# EXERCISE MATERIAL
################

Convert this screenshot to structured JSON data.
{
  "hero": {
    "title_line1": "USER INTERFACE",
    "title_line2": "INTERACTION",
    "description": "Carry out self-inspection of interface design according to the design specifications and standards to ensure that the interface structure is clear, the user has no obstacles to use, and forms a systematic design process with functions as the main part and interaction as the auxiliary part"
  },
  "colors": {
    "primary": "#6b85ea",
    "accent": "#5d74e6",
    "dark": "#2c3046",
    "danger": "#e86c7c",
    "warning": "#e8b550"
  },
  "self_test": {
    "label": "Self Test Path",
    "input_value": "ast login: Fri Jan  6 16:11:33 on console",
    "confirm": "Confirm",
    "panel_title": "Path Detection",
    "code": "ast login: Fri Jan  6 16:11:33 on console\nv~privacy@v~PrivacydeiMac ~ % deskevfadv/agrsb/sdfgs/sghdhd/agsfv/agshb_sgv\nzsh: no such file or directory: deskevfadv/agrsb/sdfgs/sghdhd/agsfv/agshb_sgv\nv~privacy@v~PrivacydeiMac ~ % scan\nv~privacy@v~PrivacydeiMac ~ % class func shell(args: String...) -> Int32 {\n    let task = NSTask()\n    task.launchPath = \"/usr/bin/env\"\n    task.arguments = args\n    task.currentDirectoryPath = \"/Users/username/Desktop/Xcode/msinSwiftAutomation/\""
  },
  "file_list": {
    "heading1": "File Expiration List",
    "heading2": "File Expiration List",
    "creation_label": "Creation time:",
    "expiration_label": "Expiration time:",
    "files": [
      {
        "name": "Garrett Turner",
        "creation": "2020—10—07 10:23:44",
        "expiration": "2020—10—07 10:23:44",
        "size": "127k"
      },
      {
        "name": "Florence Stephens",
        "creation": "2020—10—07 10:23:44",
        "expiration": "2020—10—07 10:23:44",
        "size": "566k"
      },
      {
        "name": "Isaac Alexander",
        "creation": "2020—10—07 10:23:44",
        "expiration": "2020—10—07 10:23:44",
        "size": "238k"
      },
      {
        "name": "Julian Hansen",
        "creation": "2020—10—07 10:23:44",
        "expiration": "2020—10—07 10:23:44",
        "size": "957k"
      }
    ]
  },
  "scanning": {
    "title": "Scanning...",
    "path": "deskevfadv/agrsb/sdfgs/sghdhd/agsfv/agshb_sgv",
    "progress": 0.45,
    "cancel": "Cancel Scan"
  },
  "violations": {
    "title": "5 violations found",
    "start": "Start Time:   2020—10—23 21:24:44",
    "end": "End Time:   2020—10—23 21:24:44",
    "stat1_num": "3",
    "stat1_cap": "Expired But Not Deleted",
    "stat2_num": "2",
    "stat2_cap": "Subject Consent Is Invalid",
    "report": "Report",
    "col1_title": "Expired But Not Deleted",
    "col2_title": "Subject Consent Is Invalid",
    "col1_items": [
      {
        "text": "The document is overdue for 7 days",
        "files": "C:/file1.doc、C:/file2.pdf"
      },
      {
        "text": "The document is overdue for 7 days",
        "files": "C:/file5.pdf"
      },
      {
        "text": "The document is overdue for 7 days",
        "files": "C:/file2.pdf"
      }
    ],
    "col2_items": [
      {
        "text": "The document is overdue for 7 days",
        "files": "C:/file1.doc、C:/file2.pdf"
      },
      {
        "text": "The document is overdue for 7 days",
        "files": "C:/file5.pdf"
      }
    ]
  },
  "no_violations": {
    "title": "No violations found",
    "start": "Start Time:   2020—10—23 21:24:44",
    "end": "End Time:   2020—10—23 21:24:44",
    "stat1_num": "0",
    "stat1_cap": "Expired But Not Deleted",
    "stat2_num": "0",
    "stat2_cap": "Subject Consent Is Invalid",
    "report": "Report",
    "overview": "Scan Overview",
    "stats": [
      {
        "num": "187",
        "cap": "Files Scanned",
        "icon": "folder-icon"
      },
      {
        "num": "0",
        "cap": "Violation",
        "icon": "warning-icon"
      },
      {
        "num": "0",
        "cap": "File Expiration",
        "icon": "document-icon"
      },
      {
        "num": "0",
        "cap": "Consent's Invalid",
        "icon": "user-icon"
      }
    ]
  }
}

################

# STATED EXERCISE
Output the records verbatim, from the first line to the last.

# OUTPUT BELOW
Convert this screenshot to structured JSON data.
{
  "hero": {
    "title_line1": "USER INTERFACE",
    "title_line2": "INTERACTION",
    "description": "Carry out self-inspection of interface design according to the design specifications and standards to ensure that the interface structure is clear, the user has no obstacles to use, and forms a systematic design process with functions as the main part and interaction as the auxiliary part"
  },
  "colors": {
    "primary": "#6b85ea",
    "accent": "#5d74e6",
    "dark": "#2c3046",
    "danger": "#e86c7c",
    "warning": "#e8b550"
  },
  "self_test": {
    "label": "Self Test Path",
    "input_value": "ast login: Fri Jan  6 16:11:33 on console",
    "confirm": "Confirm",
    "panel_title": "Path Detection",
    "code": "ast login: Fri Jan  6 16:11:33 on console\nv~privacy@v~PrivacydeiMac ~ % deskevfadv/agrsb/sdfgs/sghdhd/agsfv/agshb_sgv\nzsh: no such file or directory: deskevfadv/agrsb/sdfgs/sghdhd/agsfv/agshb_sgv\nv~privacy@v~PrivacydeiMac ~ % scan\nv~privacy@v~PrivacydeiMac ~ % class func shell(args: String...) -> Int32 {\n    let task = NSTask()\n    task.launchPath = \"/usr/bin/env\"\n    task.arguments = args\n    task.currentDirectoryPath = \"/Users/username/Desktop/Xcode/msinSwiftAutomation/\""
  },
  "file_list": {
    "heading1": "File Expiration List",
    "heading2": "File Expiration List",
    "creation_label": "Creation time:",
    "expiration_label": "Expiration time:",
    "files": [
      {
        "name": "Garrett Turner",
        "creation": "2020—10—07 10:23:44",
        "expiration": "2020—10—07 10:23:44",
        "size": "127k"
      },
      {
        "name": "Florence Stephens",
        "creation": "2020—10—07 10:23:44",
        "expiration": "2020—10—07 10:23:44",
        "size": "566k"
      },
      {
        "name": "Isaac Alexander",
        "creation": "2020—10—07 10:23:44",
        "expiration": "2020—10—07 10:23:44",
        "size": "238k"
      },
      {
        "name": "Julian Hansen",
        "creation": "2020—10—07 10:23:44",
        "expiration": "2020—10—07 10:23:44",
        "size": "957k"
      }
    ]
  },
  "scanning": {
    "title": "Scanning...",
    "path": "deskevfadv/agrsb/sdfgs/sghdhd/agsfv/agshb_sgv",
    "progress": 0.45,
    "cancel": "Cancel Scan"
  },
  "violations": {
    "title": "5 violations found",
    "start": "Start Time:   2020—10—23 21:24:44",
    "end": "End Time:   2020—10—23 21:24:44",
    "stat1_num": "3",
    "stat1_cap": "Expired But Not Deleted",
    "stat2_num": "2",
    "stat2_cap": "Subject Consent Is Invalid",
    "report": "Report",
    "col1_title": "Expired But Not Deleted",
    "col2_title": "Subject Consent Is Invalid",
    "col1_items": [
      {
        "text": "The document is overdue for 7 days",
        "files": "C:/file1.doc、C:/file2.pdf"
      },
      {
        "text": "The document is overdue for 7 days",
        "files": "C:/file5.pdf"
      },
      {
        "text": "The document is overdue for 7 days",
        "files": "C:/file2.pdf"
      }
    ],
    "col2_items": [
      {
        "text": "The document is overdue for 7 days",
        "files": "C:/file1.doc、C:/file2.pdf"
      },
      {
        "text": "The document is overdue for 7 days",
        "files": "C:/file5.pdf"
      }
    ]
  },
  "no_violations": {
    "title": "No violations found",
    "start": "Start Time:   2020—10—23 21:24:44",
    "end": "End Time:   2020—10—23 21:24:44",
    "stat1_num": "0",
    "stat1_cap": "Expired But Not Deleted",
    "stat2_num": "0",
    "stat2_cap": "Subject Consent Is Invalid",
    "report": "Report",
    "overview": "Scan Overview",
    "stats": [
      {
        "num": "187",
        "cap": "Files Scanned",
        "icon": "folder-icon"
      },
      {
        "num": "0",
        "cap": "Violation",
        "icon": "warning-icon"
      },
      {
        "num": "0",
        "cap": "File Expiration",
        "icon": "document-icon"
      },
      {
        "num": "0",
        "cap": "Consent's Invalid",
        "icon": "user-icon"
      }
    ]
  }
}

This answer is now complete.